→ DIRECTION
Rewrite every line of the items below with "checkbox-icon" replaced by "tick-box-icon" wherever it occurs, leaving everything else unchanged.

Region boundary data

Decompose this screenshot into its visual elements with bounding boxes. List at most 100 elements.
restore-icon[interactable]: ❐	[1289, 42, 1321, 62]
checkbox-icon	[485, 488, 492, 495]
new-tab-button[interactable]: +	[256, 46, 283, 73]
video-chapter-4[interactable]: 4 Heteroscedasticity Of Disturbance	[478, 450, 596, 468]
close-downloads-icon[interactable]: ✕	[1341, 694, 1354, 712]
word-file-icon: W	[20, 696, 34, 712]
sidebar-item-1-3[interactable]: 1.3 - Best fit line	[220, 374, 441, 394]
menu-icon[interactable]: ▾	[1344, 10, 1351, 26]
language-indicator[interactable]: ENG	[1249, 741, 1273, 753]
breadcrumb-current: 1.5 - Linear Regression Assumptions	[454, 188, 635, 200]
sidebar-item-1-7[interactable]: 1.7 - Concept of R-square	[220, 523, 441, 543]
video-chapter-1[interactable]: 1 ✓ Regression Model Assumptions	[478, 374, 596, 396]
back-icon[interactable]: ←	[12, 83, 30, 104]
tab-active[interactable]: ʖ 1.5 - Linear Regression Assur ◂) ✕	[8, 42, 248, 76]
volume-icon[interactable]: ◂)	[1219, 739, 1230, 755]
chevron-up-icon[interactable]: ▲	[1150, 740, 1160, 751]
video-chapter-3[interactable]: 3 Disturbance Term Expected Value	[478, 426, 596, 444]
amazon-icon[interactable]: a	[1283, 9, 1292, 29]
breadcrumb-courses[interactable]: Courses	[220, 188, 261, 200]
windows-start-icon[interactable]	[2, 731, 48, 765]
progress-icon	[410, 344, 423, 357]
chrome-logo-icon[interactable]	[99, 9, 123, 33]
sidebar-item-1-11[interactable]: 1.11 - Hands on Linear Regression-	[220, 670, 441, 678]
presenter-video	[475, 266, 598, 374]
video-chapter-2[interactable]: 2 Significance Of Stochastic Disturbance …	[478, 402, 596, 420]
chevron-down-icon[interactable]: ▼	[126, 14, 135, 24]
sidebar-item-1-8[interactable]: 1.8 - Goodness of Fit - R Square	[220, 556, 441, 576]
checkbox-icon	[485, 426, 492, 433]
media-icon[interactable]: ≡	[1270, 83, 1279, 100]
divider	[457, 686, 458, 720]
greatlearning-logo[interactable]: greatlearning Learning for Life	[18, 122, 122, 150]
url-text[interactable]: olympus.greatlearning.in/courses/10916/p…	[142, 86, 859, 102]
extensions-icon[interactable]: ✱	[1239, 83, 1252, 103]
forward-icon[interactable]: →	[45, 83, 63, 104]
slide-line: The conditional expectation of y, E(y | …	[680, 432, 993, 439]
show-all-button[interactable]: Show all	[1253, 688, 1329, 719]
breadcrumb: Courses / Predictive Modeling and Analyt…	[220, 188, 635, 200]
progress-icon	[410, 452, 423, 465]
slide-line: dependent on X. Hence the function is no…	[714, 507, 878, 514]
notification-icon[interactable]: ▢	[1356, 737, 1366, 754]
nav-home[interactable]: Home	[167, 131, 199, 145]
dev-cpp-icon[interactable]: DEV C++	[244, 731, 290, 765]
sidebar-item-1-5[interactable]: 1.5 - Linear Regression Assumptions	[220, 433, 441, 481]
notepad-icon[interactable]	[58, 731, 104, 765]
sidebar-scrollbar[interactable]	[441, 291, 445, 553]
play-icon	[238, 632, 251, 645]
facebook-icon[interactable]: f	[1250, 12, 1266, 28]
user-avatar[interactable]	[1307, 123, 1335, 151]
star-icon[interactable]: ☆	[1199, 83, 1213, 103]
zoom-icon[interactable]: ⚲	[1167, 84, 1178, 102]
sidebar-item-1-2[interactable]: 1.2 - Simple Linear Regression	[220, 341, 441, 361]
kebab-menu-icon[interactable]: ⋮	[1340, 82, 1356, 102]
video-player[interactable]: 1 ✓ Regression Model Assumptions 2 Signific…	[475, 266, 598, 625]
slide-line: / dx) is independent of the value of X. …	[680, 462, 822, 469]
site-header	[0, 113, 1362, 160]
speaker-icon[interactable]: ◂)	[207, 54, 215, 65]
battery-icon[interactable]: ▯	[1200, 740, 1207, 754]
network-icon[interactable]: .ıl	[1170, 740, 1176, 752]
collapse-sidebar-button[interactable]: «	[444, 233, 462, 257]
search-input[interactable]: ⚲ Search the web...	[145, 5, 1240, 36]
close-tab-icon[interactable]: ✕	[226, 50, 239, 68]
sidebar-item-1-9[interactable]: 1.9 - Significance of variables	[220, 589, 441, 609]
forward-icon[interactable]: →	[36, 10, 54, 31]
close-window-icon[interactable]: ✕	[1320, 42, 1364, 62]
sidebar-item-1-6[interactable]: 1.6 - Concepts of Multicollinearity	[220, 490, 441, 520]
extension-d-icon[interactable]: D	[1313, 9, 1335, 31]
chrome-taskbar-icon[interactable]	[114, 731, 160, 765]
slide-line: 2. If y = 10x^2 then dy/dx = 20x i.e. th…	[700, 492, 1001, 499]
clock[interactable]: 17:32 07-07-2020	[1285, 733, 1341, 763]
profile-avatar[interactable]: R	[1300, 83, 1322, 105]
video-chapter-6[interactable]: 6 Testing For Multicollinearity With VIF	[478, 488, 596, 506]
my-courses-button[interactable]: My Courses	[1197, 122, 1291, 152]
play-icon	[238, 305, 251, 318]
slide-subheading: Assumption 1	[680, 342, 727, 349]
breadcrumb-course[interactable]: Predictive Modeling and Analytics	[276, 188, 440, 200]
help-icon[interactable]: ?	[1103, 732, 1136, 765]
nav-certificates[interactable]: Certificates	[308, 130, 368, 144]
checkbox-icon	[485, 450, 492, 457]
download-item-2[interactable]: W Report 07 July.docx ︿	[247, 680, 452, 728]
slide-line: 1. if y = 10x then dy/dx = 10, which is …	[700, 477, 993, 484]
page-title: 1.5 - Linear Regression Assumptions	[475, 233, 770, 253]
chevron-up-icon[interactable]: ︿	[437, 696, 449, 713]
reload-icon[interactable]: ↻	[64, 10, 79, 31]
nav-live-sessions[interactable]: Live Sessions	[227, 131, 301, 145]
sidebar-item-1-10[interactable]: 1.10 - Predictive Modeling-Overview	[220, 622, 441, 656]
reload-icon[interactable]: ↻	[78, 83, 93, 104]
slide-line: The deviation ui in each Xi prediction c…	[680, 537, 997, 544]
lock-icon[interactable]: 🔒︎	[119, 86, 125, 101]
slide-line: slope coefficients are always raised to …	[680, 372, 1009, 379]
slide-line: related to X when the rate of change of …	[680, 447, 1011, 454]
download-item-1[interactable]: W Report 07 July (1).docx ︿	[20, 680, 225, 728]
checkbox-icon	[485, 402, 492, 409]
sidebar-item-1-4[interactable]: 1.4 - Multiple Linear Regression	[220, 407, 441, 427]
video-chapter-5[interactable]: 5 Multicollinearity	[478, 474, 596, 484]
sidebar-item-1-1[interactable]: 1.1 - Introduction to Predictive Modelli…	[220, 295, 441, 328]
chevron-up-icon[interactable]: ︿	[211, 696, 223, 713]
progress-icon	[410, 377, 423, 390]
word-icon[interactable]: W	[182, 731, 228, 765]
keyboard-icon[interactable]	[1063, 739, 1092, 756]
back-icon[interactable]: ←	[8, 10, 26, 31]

→ WRITTEN SOLUTION
Decompose this screenshot into its visual elements with bounding boxes. List at most 100 elements.
restore-icon[interactable]: ❐	[1289, 42, 1321, 62]
tick-box-icon	[485, 488, 492, 495]
new-tab-button[interactable]: +	[256, 46, 283, 73]
video-chapter-4[interactable]: 4 Heteroscedasticity Of Disturbance	[478, 450, 596, 468]
close-downloads-icon[interactable]: ✕	[1341, 694, 1354, 712]
word-file-icon: W	[20, 696, 34, 712]
sidebar-item-1-3[interactable]: 1.3 - Best fit line	[220, 374, 441, 394]
menu-icon[interactable]: ▾	[1344, 10, 1351, 26]
language-indicator[interactable]: ENG	[1249, 741, 1273, 753]
breadcrumb-current: 1.5 - Linear Regression Assumptions	[454, 188, 635, 200]
sidebar-item-1-7[interactable]: 1.7 - Concept of R-square	[220, 523, 441, 543]
video-chapter-1[interactable]: 1 ✓ Regression Model Assumptions	[478, 374, 596, 396]
back-icon[interactable]: ←	[12, 83, 30, 104]
tab-active[interactable]: ʖ 1.5 - Linear Regression Assur ◂) ✕	[8, 42, 248, 76]
volume-icon[interactable]: ◂)	[1219, 739, 1230, 755]
chevron-up-icon[interactable]: ▲	[1150, 740, 1160, 751]
video-chapter-3[interactable]: 3 Disturbance Term Expected Value	[478, 426, 596, 444]
amazon-icon[interactable]: a	[1283, 9, 1292, 29]
breadcrumb-courses[interactable]: Courses	[220, 188, 261, 200]
windows-start-icon[interactable]	[2, 731, 48, 765]
progress-icon	[410, 344, 423, 357]
chrome-logo-icon[interactable]	[99, 9, 123, 33]
sidebar-item-1-11[interactable]: 1.11 - Hands on Linear Regression-	[220, 670, 441, 678]
presenter-video	[475, 266, 598, 374]
video-chapter-2[interactable]: 2 Significance Of Stochastic Disturbance …	[478, 402, 596, 420]
chevron-down-icon[interactable]: ▼	[126, 14, 135, 24]
sidebar-item-1-8[interactable]: 1.8 - Goodness of Fit - R Square	[220, 556, 441, 576]
tick-box-icon	[485, 426, 492, 433]
media-icon[interactable]: ≡	[1270, 83, 1279, 100]
divider	[457, 686, 458, 720]
greatlearning-logo[interactable]: greatlearning Learning for Life	[18, 122, 122, 150]
url-text[interactable]: olympus.greatlearning.in/courses/10916/p…	[142, 86, 859, 102]
extensions-icon[interactable]: ✱	[1239, 83, 1252, 103]
forward-icon[interactable]: →	[45, 83, 63, 104]
slide-line: The conditional expectation of y, E(y | …	[680, 432, 993, 439]
show-all-button[interactable]: Show all	[1253, 688, 1329, 719]
breadcrumb: Courses / Predictive Modeling and Analyt…	[220, 188, 635, 200]
progress-icon	[410, 452, 423, 465]
slide-line: dependent on X. Hence the function is no…	[714, 507, 878, 514]
notification-icon[interactable]: ▢	[1356, 737, 1366, 754]
nav-home[interactable]: Home	[167, 131, 199, 145]
dev-cpp-icon[interactable]: DEV C++	[244, 731, 290, 765]
sidebar-item-1-5[interactable]: 1.5 - Linear Regression Assumptions	[220, 433, 441, 481]
notepad-icon[interactable]	[58, 731, 104, 765]
sidebar-scrollbar[interactable]	[441, 291, 445, 553]
play-icon	[238, 632, 251, 645]
facebook-icon[interactable]: f	[1250, 12, 1266, 28]
user-avatar[interactable]	[1307, 123, 1335, 151]
star-icon[interactable]: ☆	[1199, 83, 1213, 103]
zoom-icon[interactable]: ⚲	[1167, 84, 1178, 102]
sidebar-item-1-2[interactable]: 1.2 - Simple Linear Regression	[220, 341, 441, 361]
kebab-menu-icon[interactable]: ⋮	[1340, 82, 1356, 102]
video-player[interactable]: 1 ✓ Regression Model Assumptions 2 Signific…	[475, 266, 598, 625]
slide-line: / dx) is independent of the value of X. …	[680, 462, 822, 469]
site-header	[0, 113, 1362, 160]
speaker-icon[interactable]: ◂)	[207, 54, 215, 65]
battery-icon[interactable]: ▯	[1200, 740, 1207, 754]
network-icon[interactable]: .ıl	[1170, 740, 1176, 752]
collapse-sidebar-button[interactable]: «	[444, 233, 462, 257]
search-input[interactable]: ⚲ Search the web...	[145, 5, 1240, 36]
close-tab-icon[interactable]: ✕	[226, 50, 239, 68]
sidebar-item-1-9[interactable]: 1.9 - Significance of variables	[220, 589, 441, 609]
forward-icon[interactable]: →	[36, 10, 54, 31]
close-window-icon[interactable]: ✕	[1320, 42, 1364, 62]
sidebar-item-1-6[interactable]: 1.6 - Concepts of Multicollinearity	[220, 490, 441, 520]
extension-d-icon[interactable]: D	[1313, 9, 1335, 31]
chrome-taskbar-icon[interactable]	[114, 731, 160, 765]
slide-line: 2. If y = 10x^2 then dy/dx = 20x i.e. th…	[700, 492, 1001, 499]
clock[interactable]: 17:32 07-07-2020	[1285, 733, 1341, 763]
profile-avatar[interactable]: R	[1300, 83, 1322, 105]
video-chapter-6[interactable]: 6 Testing For Multicollinearity With VIF	[478, 488, 596, 506]
my-courses-button[interactable]: My Courses	[1197, 122, 1291, 152]
play-icon	[238, 305, 251, 318]
slide-subheading: Assumption 1	[680, 342, 727, 349]
breadcrumb-course[interactable]: Predictive Modeling and Analytics	[276, 188, 440, 200]
help-icon[interactable]: ?	[1103, 732, 1136, 765]
nav-certificates[interactable]: Certificates	[308, 130, 368, 144]
tick-box-icon	[485, 450, 492, 457]
download-item-2[interactable]: W Report 07 July.docx ︿	[247, 680, 452, 728]
slide-line: 1. if y = 10x then dy/dx = 10, which is …	[700, 477, 993, 484]
page-title: 1.5 - Linear Regression Assumptions	[475, 233, 770, 253]
chevron-up-icon[interactable]: ︿	[437, 696, 449, 713]
reload-icon[interactable]: ↻	[64, 10, 79, 31]
nav-live-sessions[interactable]: Live Sessions	[227, 131, 301, 145]
sidebar-item-1-10[interactable]: 1.10 - Predictive Modeling-Overview	[220, 622, 441, 656]
reload-icon[interactable]: ↻	[78, 83, 93, 104]
slide-line: The deviation ui in each Xi prediction c…	[680, 537, 997, 544]
lock-icon[interactable]: 🔒︎	[119, 86, 125, 101]
slide-line: slope coefficients are always raised to …	[680, 372, 1009, 379]
slide-line: related to X when the rate of change of …	[680, 447, 1011, 454]
download-item-1[interactable]: W Report 07 July (1).docx ︿	[20, 680, 225, 728]
tick-box-icon	[485, 402, 492, 409]
sidebar-item-1-4[interactable]: 1.4 - Multiple Linear Regression	[220, 407, 441, 427]
video-chapter-5[interactable]: 5 Multicollinearity	[478, 474, 596, 484]
sidebar-item-1-1[interactable]: 1.1 - Introduction to Predictive Modelli…	[220, 295, 441, 328]
chevron-up-icon[interactable]: ︿	[211, 696, 223, 713]
progress-icon	[410, 377, 423, 390]
word-icon[interactable]: W	[182, 731, 228, 765]
keyboard-icon[interactable]	[1063, 739, 1092, 756]
back-icon[interactable]: ←	[8, 10, 26, 31]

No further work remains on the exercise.